**Task requirements**
Records follow. Select each line holding "creación".

[Dataset items]
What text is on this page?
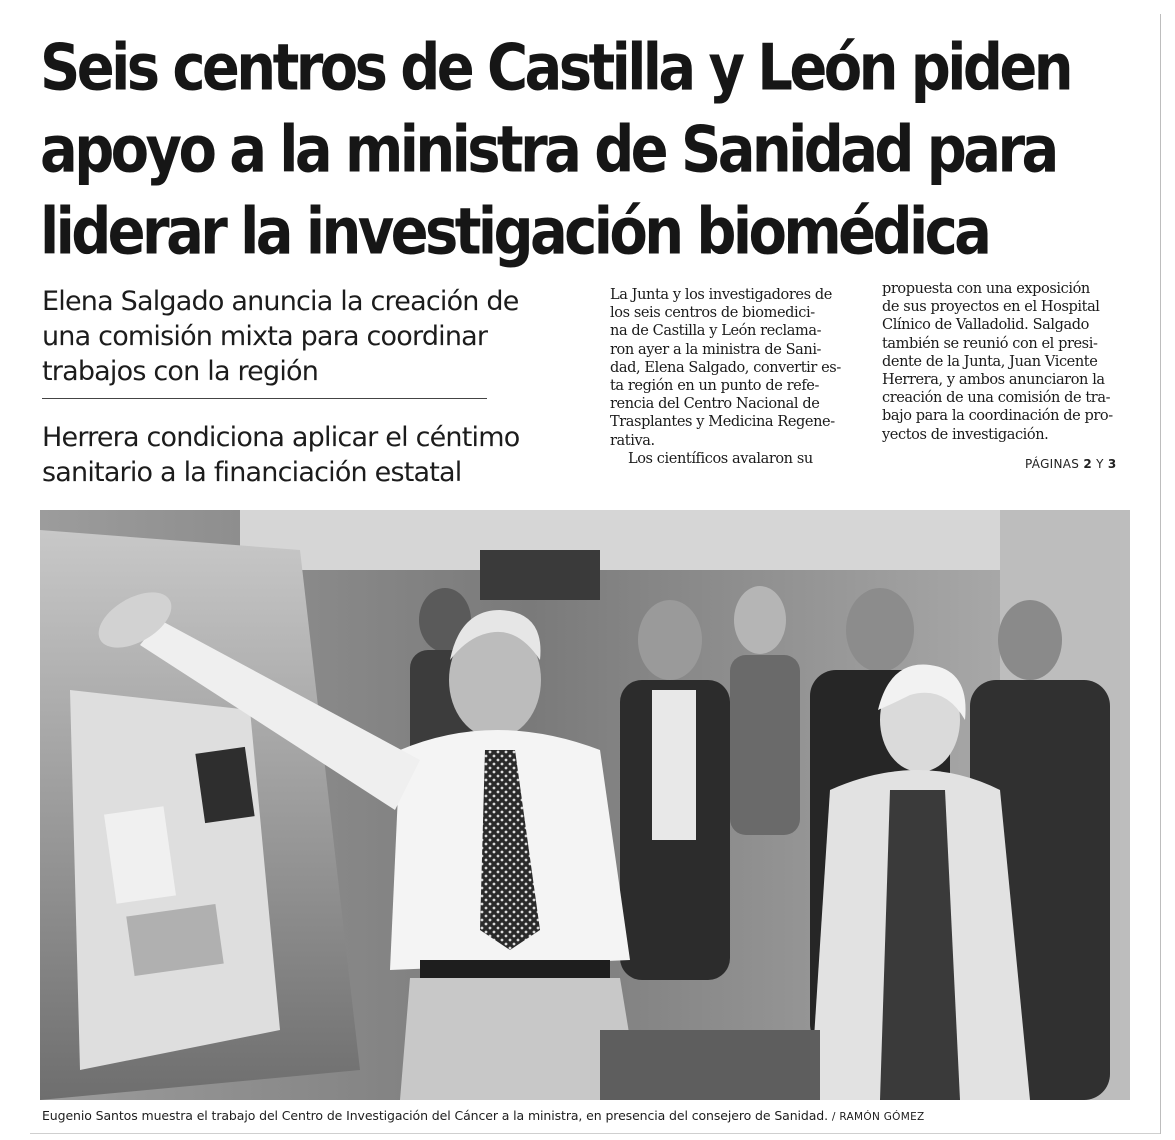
Seis centros de Castilla y León piden
apoyo a la ministra de Sanidad para
liderar la investigación biomédica
Elena Salgado anuncia la creación de
una comisión mixta para coordinar
trabajos con la región
Herrera condiciona aplicar el céntimo
sanitario a la financiación estatal
La Junta y los investigadores de
los seis centros de biomedici-
na de Castilla y León reclama-
ron ayer a la ministra de Sani-
dad, Elena Salgado, convertir es-
ta región en un punto de refe-
rencia del Centro Nacional de
Trasplantes y Medicina Regene-
rativa.
Los científicos avalaron su
propuesta con una exposición
de sus proyectos en el Hospital
Clínico de Valladolid. Salgado
también se reunió con el presi-
dente de la Junta, Juan Vicente
Herrera, y ambos anunciaron la
creación de una comisión de tra-
bajo para la coordinación de pro-
yectos de investigación.
PÁGINAS 2 Y 3
Eugenio Santos muestra el trabajo del Centro de Investigación del Cáncer a la ministra, en presencia del consejero de Sanidad. / RAMÓN GÓMEZ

**Task response**
Elena Salgado anuncia la creación de
creación de una comisión de tra-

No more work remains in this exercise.